> **Set problem**
Extract the records in full, leaving every picture out.

> **Saved data entries**
________________

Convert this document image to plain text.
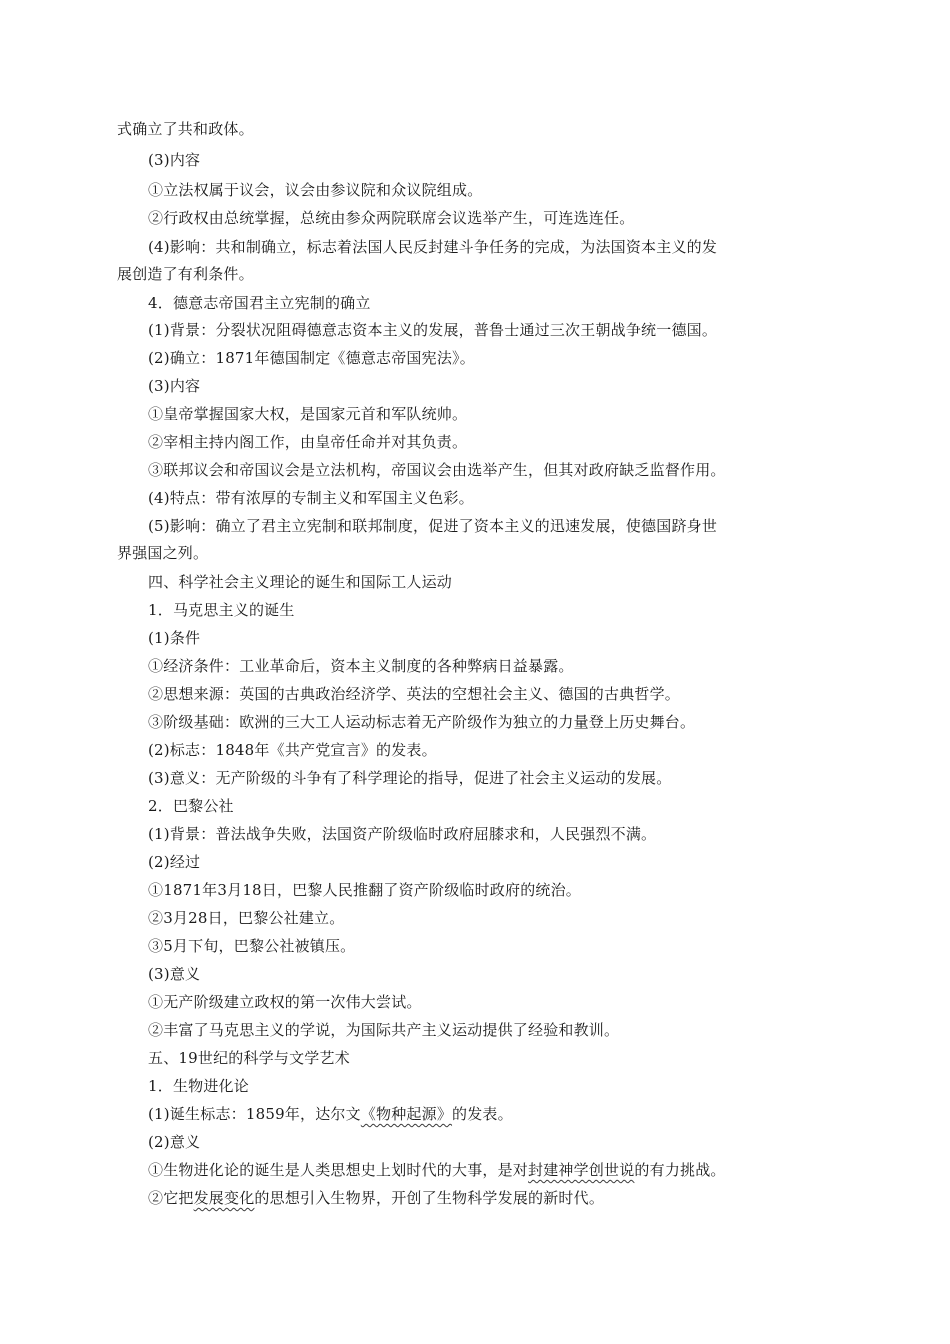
式确立了共和政体。
(3)内容
①立法权属于议会，议会由参议院和众议院组成。
②行政权由总统掌握，总统由参众两院联席会议选举产生，可连选连任。
(4)影响：共和制确立，标志着法国人民反封建斗争任务的完成，为法国资本主义的发
展创造了有利条件。
4．德意志帝国君主立宪制的确立
(1)背景：分裂状况阻碍德意志资本主义的发展，普鲁士通过三次王朝战争统一德国。
(2)确立：1871年德国制定《德意志帝国宪法》。
(3)内容
①皇帝掌握国家大权，是国家元首和军队统帅。
②宰相主持内阁工作，由皇帝任命并对其负责。
③联邦议会和帝国议会是立法机构，帝国议会由选举产生，但其对政府缺乏监督作用。
(4)特点：带有浓厚的专制主义和军国主义色彩。
(5)影响：确立了君主立宪制和联邦制度，促进了资本主义的迅速发展，使德国跻身世
界强国之列。
四、科学社会主义理论的诞生和国际工人运动
1．马克思主义的诞生
(1)条件
①经济条件：工业革命后，资本主义制度的各种弊病日益暴露。
②思想来源：英国的古典政治经济学、英法的空想社会主义、德国的古典哲学。
③阶级基础：欧洲的三大工人运动标志着无产阶级作为独立的力量登上历史舞台。
(2)标志：1848年《共产党宣言》的发表。
(3)意义：无产阶级的斗争有了科学理论的指导，促进了社会主义运动的发展。
2．巴黎公社
(1)背景：普法战争失败，法国资产阶级临时政府屈膝求和，人民强烈不满。
(2)经过
①1871年3月18日，巴黎人民推翻了资产阶级临时政府的统治。
②3月28日，巴黎公社建立。
③5月下旬，巴黎公社被镇压。
(3)意义
①无产阶级建立政权的第一次伟大尝试。
②丰富了马克思主义的学说，为国际共产主义运动提供了经验和教训。
五、19世纪的科学与文学艺术
1．生物进化论
(1)诞生标志：1859年，达尔文《物种起源》的发表。
(2)意义
①生物进化论的诞生是人类思想史上划时代的大事，是对封建神学创世说的有力挑战。
②它把发展变化的思想引入生物界，开创了生物科学发展的新时代。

________________

> **Result for this exercise**
Convert this document image to plain text.
式确立了共和政体。
(3)内容
①立法权属于议会，议会由参议院和众议院组成。
②行政权由总统掌握，总统由参众两院联席会议选举产生，可连选连任。
(4)影响：共和制确立，标志着法国人民反封建斗争任务的完成，为法国资本主义的发
展创造了有利条件。
4．德意志帝国君主立宪制的确立
(1)背景：分裂状况阻碍德意志资本主义的发展，普鲁士通过三次王朝战争统一德国。
(2)确立：1871年德国制定《德意志帝国宪法》。
(3)内容
①皇帝掌握国家大权，是国家元首和军队统帅。
②宰相主持内阁工作，由皇帝任命并对其负责。
③联邦议会和帝国议会是立法机构，帝国议会由选举产生，但其对政府缺乏监督作用。
(4)特点：带有浓厚的专制主义和军国主义色彩。
(5)影响：确立了君主立宪制和联邦制度，促进了资本主义的迅速发展，使德国跻身世
界强国之列。
四、科学社会主义理论的诞生和国际工人运动
1．马克思主义的诞生
(1)条件
①经济条件：工业革命后，资本主义制度的各种弊病日益暴露。
②思想来源：英国的古典政治经济学、英法的空想社会主义、德国的古典哲学。
③阶级基础：欧洲的三大工人运动标志着无产阶级作为独立的力量登上历史舞台。
(2)标志：1848年《共产党宣言》的发表。
(3)意义：无产阶级的斗争有了科学理论的指导，促进了社会主义运动的发展。
2．巴黎公社
(1)背景：普法战争失败，法国资产阶级临时政府屈膝求和，人民强烈不满。
(2)经过
①1871年3月18日，巴黎人民推翻了资产阶级临时政府的统治。
②3月28日，巴黎公社建立。
③5月下旬，巴黎公社被镇压。
(3)意义
①无产阶级建立政权的第一次伟大尝试。
②丰富了马克思主义的学说，为国际共产主义运动提供了经验和教训。
五、19世纪的科学与文学艺术
1．生物进化论
(1)诞生标志：1859年，达尔文《物种起源》的发表。
(2)意义
①生物进化论的诞生是人类思想史上划时代的大事，是对封建神学创世说的有力挑战。
②它把发展变化的思想引入生物界，开创了生物科学发展的新时代。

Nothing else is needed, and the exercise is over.